Data lines.

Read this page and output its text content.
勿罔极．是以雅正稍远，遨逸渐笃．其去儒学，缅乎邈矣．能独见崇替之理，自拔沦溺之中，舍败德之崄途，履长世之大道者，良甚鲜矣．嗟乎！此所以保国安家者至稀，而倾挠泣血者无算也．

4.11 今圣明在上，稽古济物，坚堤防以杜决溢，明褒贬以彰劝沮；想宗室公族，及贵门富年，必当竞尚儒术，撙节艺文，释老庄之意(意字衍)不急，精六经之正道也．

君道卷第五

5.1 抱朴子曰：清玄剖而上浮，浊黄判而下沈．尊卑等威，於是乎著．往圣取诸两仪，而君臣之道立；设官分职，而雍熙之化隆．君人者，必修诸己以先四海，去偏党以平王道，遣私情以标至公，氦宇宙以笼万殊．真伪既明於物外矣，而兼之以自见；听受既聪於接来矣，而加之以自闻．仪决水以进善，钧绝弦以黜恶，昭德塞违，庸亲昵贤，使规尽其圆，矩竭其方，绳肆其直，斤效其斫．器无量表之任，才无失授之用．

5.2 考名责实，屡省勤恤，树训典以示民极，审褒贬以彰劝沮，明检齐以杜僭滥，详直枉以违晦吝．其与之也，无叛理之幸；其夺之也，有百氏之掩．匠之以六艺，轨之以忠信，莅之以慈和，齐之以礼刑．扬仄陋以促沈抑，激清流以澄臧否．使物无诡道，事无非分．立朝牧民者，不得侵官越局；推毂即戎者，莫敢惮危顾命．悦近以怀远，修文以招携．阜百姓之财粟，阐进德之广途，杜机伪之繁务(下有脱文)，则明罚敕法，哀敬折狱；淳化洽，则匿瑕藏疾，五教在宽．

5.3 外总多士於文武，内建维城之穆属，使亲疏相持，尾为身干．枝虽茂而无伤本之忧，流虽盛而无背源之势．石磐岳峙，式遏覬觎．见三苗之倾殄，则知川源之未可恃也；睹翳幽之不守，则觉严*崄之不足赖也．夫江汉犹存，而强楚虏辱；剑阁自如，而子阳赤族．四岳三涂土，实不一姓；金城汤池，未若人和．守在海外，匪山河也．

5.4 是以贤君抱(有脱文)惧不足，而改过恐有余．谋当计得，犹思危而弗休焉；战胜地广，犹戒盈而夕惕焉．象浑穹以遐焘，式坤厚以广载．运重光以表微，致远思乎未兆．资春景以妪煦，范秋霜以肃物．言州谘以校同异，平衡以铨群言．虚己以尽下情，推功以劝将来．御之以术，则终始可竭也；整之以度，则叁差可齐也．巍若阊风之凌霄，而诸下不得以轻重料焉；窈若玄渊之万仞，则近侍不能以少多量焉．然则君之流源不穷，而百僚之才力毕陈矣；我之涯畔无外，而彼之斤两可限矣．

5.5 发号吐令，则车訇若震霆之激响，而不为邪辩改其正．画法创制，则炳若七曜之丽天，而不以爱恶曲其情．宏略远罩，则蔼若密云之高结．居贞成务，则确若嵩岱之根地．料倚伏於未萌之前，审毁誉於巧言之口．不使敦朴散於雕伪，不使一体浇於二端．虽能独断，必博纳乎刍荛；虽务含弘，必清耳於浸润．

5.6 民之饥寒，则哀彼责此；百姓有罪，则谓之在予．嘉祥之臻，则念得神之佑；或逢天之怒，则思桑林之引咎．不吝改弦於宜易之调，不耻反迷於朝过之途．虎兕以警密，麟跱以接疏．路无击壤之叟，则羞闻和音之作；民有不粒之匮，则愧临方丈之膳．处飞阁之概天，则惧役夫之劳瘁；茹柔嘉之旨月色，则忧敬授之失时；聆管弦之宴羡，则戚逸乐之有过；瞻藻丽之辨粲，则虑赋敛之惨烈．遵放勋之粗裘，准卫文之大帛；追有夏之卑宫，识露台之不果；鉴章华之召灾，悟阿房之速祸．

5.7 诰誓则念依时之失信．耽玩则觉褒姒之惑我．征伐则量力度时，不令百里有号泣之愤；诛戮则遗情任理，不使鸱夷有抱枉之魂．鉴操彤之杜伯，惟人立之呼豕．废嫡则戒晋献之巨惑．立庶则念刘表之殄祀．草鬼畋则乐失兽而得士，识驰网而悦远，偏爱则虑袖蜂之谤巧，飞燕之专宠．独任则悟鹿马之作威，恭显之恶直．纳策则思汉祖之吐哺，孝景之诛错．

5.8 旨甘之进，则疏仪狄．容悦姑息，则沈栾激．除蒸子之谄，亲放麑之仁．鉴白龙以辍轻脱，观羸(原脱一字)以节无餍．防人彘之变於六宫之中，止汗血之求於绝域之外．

What the task asks.
Print every record above exactly as written.

Output below.
Read this page and output its text content.
勿罔极．是以雅正稍远，遨逸渐笃．其去儒学，缅乎邈矣．能独见崇替之理，自拔沦溺之中，舍败德之崄途，履长世之大道者，良甚鲜矣．嗟乎！此所以保国安家者至稀，而倾挠泣血者无算也．

4.11 今圣明在上，稽古济物，坚堤防以杜决溢，明褒贬以彰劝沮；想宗室公族，及贵门富年，必当竞尚儒术，撙节艺文，释老庄之意(意字衍)不急，精六经之正道也．

君道卷第五

5.1 抱朴子曰：清玄剖而上浮，浊黄判而下沈．尊卑等威，於是乎著．往圣取诸两仪，而君臣之道立；设官分职，而雍熙之化隆．君人者，必修诸己以先四海，去偏党以平王道，遣私情以标至公，氦宇宙以笼万殊．真伪既明於物外矣，而兼之以自见；听受既聪於接来矣，而加之以自闻．仪决水以进善，钧绝弦以黜恶，昭德塞违，庸亲昵贤，使规尽其圆，矩竭其方，绳肆其直，斤效其斫．器无量表之任，才无失授之用．

5.2 考名责实，屡省勤恤，树训典以示民极，审褒贬以彰劝沮，明检齐以杜僭滥，详直枉以违晦吝．其与之也，无叛理之幸；其夺之也，有百氏之掩．匠之以六艺，轨之以忠信，莅之以慈和，齐之以礼刑．扬仄陋以促沈抑，激清流以澄臧否．使物无诡道，事无非分．立朝牧民者，不得侵官越局；推毂即戎者，莫敢惮危顾命．悦近以怀远，修文以招携．阜百姓之财粟，阐进德之广途，杜机伪之繁务(下有脱文)，则明罚敕法，哀敬折狱；淳化洽，则匿瑕藏疾，五教在宽．

5.3 外总多士於文武，内建维城之穆属，使亲疏相持，尾为身干．枝虽茂而无伤本之忧，流虽盛而无背源之势．石磐岳峙，式遏覬觎．见三苗之倾殄，则知川源之未可恃也；睹翳幽之不守，则觉严*崄之不足赖也．夫江汉犹存，而强楚虏辱；剑阁自如，而子阳赤族．四岳三涂土，实不一姓；金城汤池，未若人和．守在海外，匪山河也．

5.4 是以贤君抱(有脱文)惧不足，而改过恐有余．谋当计得，犹思危而弗休焉；战胜地广，犹戒盈而夕惕焉．象浑穹以遐焘，式坤厚以广载．运重光以表微，致远思乎未兆．资春景以妪煦，范秋霜以肃物．言州谘以校同异，平衡以铨群言．虚己以尽下情，推功以劝将来．御之以术，则终始可竭也；整之以度，则叁差可齐也．巍若阊风之凌霄，而诸下不得以轻重料焉；窈若玄渊之万仞，则近侍不能以少多量焉．然则君之流源不穷，而百僚之才力毕陈矣；我之涯畔无外，而彼之斤两可限矣．

5.5 发号吐令，则车訇若震霆之激响，而不为邪辩改其正．画法创制，则炳若七曜之丽天，而不以爱恶曲其情．宏略远罩，则蔼若密云之高结．居贞成务，则确若嵩岱之根地．料倚伏於未萌之前，审毁誉於巧言之口．不使敦朴散於雕伪，不使一体浇於二端．虽能独断，必博纳乎刍荛；虽务含弘，必清耳於浸润．

5.6 民之饥寒，则哀彼责此；百姓有罪，则谓之在予．嘉祥之臻，则念得神之佑；或逢天之怒，则思桑林之引咎．不吝改弦於宜易之调，不耻反迷於朝过之途．虎兕以警密，麟跱以接疏．路无击壤之叟，则羞闻和音之作；民有不粒之匮，则愧临方丈之膳．处飞阁之概天，则惧役夫之劳瘁；茹柔嘉之旨月色，则忧敬授之失时；聆管弦之宴羡，则戚逸乐之有过；瞻藻丽之辨粲，则虑赋敛之惨烈．遵放勋之粗裘，准卫文之大帛；追有夏之卑宫，识露台之不果；鉴章华之召灾，悟阿房之速祸．

5.7 诰誓则念依时之失信．耽玩则觉褒姒之惑我．征伐则量力度时，不令百里有号泣之愤；诛戮则遗情任理，不使鸱夷有抱枉之魂．鉴操彤之杜伯，惟人立之呼豕．废嫡则戒晋献之巨惑．立庶则念刘表之殄祀．草鬼畋则乐失兽而得士，识驰网而悦远，偏爱则虑袖蜂之谤巧，飞燕之专宠．独任则悟鹿马之作威，恭显之恶直．纳策则思汉祖之吐哺，孝景之诛错．

5.8 旨甘之进，则疏仪狄．容悦姑息，则沈栾激．除蒸子之谄，亲放麑之仁．鉴白龙以辍轻脱，观羸(原脱一字)以节无餍．防人彘之变於六宫之中，止汗血之求於绝域之外．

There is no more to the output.